:: Supplied information ::

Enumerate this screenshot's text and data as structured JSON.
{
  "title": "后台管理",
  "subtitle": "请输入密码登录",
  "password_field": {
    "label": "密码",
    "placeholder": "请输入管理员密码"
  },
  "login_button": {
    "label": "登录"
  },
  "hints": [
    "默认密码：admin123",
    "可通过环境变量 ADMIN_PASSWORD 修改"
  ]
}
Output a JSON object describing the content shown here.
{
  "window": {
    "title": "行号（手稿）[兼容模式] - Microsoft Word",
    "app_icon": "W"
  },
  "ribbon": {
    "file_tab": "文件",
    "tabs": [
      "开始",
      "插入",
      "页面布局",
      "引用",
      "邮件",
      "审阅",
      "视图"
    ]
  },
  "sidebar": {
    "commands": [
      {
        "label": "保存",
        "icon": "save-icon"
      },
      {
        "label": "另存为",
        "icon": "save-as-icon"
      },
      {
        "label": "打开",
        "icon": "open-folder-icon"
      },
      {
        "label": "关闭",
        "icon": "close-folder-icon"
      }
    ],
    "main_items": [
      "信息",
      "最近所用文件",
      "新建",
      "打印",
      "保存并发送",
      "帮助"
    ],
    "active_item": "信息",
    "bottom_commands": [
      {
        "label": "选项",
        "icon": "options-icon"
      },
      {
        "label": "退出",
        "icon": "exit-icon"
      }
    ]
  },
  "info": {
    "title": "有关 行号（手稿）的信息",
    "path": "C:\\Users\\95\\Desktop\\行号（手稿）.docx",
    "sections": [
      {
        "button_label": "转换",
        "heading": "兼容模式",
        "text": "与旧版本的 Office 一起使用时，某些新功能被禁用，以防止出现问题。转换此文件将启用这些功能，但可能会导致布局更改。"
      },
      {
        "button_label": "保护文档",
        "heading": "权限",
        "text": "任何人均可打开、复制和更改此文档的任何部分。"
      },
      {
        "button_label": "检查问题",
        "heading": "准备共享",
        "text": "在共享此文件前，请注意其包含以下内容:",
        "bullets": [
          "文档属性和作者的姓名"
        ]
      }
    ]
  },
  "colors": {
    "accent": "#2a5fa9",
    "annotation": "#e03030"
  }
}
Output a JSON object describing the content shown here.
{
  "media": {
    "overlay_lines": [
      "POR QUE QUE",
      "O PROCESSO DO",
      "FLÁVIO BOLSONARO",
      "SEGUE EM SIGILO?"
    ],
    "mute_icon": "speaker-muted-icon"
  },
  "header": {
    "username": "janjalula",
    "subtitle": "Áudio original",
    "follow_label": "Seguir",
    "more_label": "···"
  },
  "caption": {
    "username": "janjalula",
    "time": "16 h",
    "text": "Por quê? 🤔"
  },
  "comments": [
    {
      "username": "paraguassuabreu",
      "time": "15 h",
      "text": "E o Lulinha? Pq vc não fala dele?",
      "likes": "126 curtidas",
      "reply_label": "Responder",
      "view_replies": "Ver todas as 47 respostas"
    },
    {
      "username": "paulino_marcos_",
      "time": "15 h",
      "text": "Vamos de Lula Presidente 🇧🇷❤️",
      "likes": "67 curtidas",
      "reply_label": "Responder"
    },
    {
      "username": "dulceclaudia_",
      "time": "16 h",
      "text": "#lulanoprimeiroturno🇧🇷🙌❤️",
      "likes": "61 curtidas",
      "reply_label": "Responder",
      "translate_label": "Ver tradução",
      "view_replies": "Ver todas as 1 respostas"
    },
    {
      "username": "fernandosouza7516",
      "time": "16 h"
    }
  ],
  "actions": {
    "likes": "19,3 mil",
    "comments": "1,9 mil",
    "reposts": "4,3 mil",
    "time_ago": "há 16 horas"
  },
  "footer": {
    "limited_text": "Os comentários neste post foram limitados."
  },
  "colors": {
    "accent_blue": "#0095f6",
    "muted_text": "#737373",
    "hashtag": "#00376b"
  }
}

:::

*Required task:*
Write out all of the records above exactly as they appear.

*The solution:*
Enumerate this screenshot's text and data as structured JSON.
{
  "title": "后台管理",
  "subtitle": "请输入密码登录",
  "password_field": {
    "label": "密码",
    "placeholder": "请输入管理员密码"
  },
  "login_button": {
    "label": "登录"
  },
  "hints": [
    "默认密码：admin123",
    "可通过环境变量 ADMIN_PASSWORD 修改"
  ]
}
Output a JSON object describing the content shown here.
{
  "window": {
    "title": "行号（手稿）[兼容模式] - Microsoft Word",
    "app_icon": "W"
  },
  "ribbon": {
    "file_tab": "文件",
    "tabs": [
      "开始",
      "插入",
      "页面布局",
      "引用",
      "邮件",
      "审阅",
      "视图"
    ]
  },
  "sidebar": {
    "commands": [
      {
        "label": "保存",
        "icon": "save-icon"
      },
      {
        "label": "另存为",
        "icon": "save-as-icon"
      },
      {
        "label": "打开",
        "icon": "open-folder-icon"
      },
      {
        "label": "关闭",
        "icon": "close-folder-icon"
      }
    ],
    "main_items": [
      "信息",
      "最近所用文件",
      "新建",
      "打印",
      "保存并发送",
      "帮助"
    ],
    "active_item": "信息",
    "bottom_commands": [
      {
        "label": "选项",
        "icon": "options-icon"
      },
      {
        "label": "退出",
        "icon": "exit-icon"
      }
    ]
  },
  "info": {
    "title": "有关 行号（手稿）的信息",
    "path": "C:\\Users\\95\\Desktop\\行号（手稿）.docx",
    "sections": [
      {
        "button_label": "转换",
        "heading": "兼容模式",
        "text": "与旧版本的 Office 一起使用时，某些新功能被禁用，以防止出现问题。转换此文件将启用这些功能，但可能会导致布局更改。"
      },
      {
        "button_label": "保护文档",
        "heading": "权限",
        "text": "任何人均可打开、复制和更改此文档的任何部分。"
      },
      {
        "button_label": "检查问题",
        "heading": "准备共享",
        "text": "在共享此文件前，请注意其包含以下内容:",
        "bullets": [
          "文档属性和作者的姓名"
        ]
      }
    ]
  },
  "colors": {
    "accent": "#2a5fa9",
    "annotation": "#e03030"
  }
}
Output a JSON object describing the content shown here.
{
  "media": {
    "overlay_lines": [
      "POR QUE QUE",
      "O PROCESSO DO",
      "FLÁVIO BOLSONARO",
      "SEGUE EM SIGILO?"
    ],
    "mute_icon": "speaker-muted-icon"
  },
  "header": {
    "username": "janjalula",
    "subtitle": "Áudio original",
    "follow_label": "Seguir",
    "more_label": "···"
  },
  "caption": {
    "username": "janjalula",
    "time": "16 h",
    "text": "Por quê? 🤔"
  },
  "comments": [
    {
      "username": "paraguassuabreu",
      "time": "15 h",
      "text": "E o Lulinha? Pq vc não fala dele?",
      "likes": "126 curtidas",
      "reply_label": "Responder",
      "view_replies": "Ver todas as 47 respostas"
    },
    {
      "username": "paulino_marcos_",
      "time": "15 h",
      "text": "Vamos de Lula Presidente 🇧🇷❤️",
      "likes": "67 curtidas",
      "reply_label": "Responder"
    },
    {
      "username": "dulceclaudia_",
      "time": "16 h",
      "text": "#lulanoprimeiroturno🇧🇷🙌❤️",
      "likes": "61 curtidas",
      "reply_label": "Responder",
      "translate_label": "Ver tradução",
      "view_replies": "Ver todas as 1 respostas"
    },
    {
      "username": "fernandosouza7516",
      "time": "16 h"
    }
  ],
  "actions": {
    "likes": "19,3 mil",
    "comments": "1,9 mil",
    "reposts": "4,3 mil",
    "time_ago": "há 16 horas"
  },
  "footer": {
    "limited_text": "Os comentários neste post foram limitados."
  },
  "colors": {
    "accent_blue": "#0095f6",
    "muted_text": "#737373",
    "hashtag": "#00376b"
  }
}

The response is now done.